Repeat, exactly and completely, the entries shown underneath.

Material to process:
>> BEGIN
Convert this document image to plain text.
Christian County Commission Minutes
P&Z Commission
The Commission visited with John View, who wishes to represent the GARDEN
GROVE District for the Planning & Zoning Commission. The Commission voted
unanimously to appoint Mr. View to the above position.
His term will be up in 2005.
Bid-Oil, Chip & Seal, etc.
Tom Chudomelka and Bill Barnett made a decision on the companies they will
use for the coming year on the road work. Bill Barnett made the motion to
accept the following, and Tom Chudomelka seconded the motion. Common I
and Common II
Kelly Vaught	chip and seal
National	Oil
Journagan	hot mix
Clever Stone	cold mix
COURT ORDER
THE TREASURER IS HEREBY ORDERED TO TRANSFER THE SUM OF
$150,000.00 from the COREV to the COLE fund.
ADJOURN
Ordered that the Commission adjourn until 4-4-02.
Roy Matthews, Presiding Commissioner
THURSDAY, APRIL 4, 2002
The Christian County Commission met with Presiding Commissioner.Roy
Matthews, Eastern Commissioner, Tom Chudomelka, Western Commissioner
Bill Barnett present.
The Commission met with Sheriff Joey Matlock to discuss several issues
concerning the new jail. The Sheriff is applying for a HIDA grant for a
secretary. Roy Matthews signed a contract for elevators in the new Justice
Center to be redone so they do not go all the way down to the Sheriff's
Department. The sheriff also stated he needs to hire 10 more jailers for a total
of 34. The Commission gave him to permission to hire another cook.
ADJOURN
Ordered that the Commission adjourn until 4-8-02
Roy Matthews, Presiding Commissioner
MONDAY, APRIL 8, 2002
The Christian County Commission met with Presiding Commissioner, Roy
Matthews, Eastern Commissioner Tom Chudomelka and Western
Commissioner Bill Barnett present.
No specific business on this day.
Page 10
>> END
Result of this exercise:
Convert this document image to plain text.
Christian County Commission Minutes
P&Z Commission
The Commission visited with John View, who wishes to represent the GARDEN
GROVE District for the Planning & Zoning Commission. The Commission voted
unanimously to appoint Mr. View to the above position.
His term will be up in 2005.
Bid-Oil, Chip & Seal, etc.
Tom Chudomelka and Bill Barnett made a decision on the companies they will
use for the coming year on the road work. Bill Barnett made the motion to
accept the following, and Tom Chudomelka seconded the motion. Common I
and Common II
Kelly Vaught	chip and seal
National	Oil
Journagan	hot mix
Clever Stone	cold mix
COURT ORDER
THE TREASURER IS HEREBY ORDERED TO TRANSFER THE SUM OF
$150,000.00 from the COREV to the COLE fund.
ADJOURN
Ordered that the Commission adjourn until 4-4-02.
Roy Matthews, Presiding Commissioner
THURSDAY, APRIL 4, 2002
The Christian County Commission met with Presiding Commissioner.Roy
Matthews, Eastern Commissioner, Tom Chudomelka, Western Commissioner
Bill Barnett present.
The Commission met with Sheriff Joey Matlock to discuss several issues
concerning the new jail. The Sheriff is applying for a HIDA grant for a
secretary. Roy Matthews signed a contract for elevators in the new Justice
Center to be redone so they do not go all the way down to the Sheriff's
Department. The sheriff also stated he needs to hire 10 more jailers for a total
of 34. The Commission gave him to permission to hire another cook.
ADJOURN
Ordered that the Commission adjourn until 4-8-02
Roy Matthews, Presiding Commissioner
MONDAY, APRIL 8, 2002
The Christian County Commission met with Presiding Commissioner, Roy
Matthews, Eastern Commissioner Tom Chudomelka and Western
Commissioner Bill Barnett present.
No specific business on this day.
Page 10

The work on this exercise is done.